───── RECORDS TO USE ─────

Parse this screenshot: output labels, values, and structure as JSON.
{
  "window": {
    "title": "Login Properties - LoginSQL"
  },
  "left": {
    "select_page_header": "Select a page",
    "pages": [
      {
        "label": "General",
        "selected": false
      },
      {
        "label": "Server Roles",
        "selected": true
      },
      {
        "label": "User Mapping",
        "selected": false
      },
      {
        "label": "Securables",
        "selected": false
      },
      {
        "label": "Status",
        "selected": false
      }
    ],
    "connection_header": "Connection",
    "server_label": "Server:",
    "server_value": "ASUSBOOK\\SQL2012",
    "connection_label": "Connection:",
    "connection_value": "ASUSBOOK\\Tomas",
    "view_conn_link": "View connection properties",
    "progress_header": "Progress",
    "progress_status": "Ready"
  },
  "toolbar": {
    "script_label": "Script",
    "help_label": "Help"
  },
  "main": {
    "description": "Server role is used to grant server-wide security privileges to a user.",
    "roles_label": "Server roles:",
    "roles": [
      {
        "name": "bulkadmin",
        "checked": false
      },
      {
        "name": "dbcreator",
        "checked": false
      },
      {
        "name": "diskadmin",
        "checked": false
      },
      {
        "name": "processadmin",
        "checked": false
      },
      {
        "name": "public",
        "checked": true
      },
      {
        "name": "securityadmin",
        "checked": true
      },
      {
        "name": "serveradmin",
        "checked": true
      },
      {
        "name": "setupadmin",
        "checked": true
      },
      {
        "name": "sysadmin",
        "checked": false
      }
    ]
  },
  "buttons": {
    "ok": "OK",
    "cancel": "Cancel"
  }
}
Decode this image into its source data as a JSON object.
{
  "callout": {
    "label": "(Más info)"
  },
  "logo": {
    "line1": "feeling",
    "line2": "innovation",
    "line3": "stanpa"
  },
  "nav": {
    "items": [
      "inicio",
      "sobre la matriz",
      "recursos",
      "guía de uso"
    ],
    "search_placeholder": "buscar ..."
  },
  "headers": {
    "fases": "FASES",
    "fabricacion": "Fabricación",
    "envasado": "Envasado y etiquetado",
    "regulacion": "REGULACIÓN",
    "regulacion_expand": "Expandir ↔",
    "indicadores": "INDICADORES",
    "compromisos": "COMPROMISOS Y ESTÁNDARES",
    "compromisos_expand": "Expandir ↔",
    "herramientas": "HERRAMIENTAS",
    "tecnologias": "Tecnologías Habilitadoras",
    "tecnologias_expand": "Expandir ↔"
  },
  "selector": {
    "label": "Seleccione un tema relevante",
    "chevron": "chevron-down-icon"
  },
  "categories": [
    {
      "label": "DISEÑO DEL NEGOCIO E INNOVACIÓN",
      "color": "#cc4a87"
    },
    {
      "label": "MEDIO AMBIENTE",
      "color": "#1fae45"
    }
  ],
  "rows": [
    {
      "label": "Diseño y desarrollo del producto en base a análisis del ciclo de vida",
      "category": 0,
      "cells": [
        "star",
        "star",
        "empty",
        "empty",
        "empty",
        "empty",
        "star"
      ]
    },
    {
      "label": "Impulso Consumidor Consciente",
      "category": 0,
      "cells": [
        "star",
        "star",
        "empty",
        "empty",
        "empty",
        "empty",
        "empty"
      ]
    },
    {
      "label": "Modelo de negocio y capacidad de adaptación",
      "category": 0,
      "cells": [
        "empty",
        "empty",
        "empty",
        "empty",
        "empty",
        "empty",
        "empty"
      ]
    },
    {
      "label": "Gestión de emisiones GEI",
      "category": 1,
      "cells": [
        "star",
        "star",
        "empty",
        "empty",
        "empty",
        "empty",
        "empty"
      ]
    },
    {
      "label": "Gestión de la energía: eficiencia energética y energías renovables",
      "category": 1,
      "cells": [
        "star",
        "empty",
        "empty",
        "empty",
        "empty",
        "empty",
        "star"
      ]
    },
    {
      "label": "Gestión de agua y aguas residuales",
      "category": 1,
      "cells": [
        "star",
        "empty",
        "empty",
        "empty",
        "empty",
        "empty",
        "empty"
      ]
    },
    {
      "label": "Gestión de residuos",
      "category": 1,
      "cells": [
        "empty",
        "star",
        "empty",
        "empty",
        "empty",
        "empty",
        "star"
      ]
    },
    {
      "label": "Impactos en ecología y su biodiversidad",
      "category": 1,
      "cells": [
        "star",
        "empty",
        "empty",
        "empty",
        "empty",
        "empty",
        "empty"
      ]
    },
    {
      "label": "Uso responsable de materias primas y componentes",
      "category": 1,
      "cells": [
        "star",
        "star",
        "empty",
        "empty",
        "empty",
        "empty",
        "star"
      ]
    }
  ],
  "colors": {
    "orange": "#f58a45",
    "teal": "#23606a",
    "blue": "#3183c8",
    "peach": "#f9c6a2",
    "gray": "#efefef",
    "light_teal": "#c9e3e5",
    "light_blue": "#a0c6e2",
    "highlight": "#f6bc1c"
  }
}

─────

» **AIM**: Search the entries for the word "ASUSBOOK" and gather every line where it appears.

» **EXERCISE RESULT**:
    "server_value": "ASUSBOOK\\SQL2012",
    "connection_value": "ASUSBOOK\\Tomas",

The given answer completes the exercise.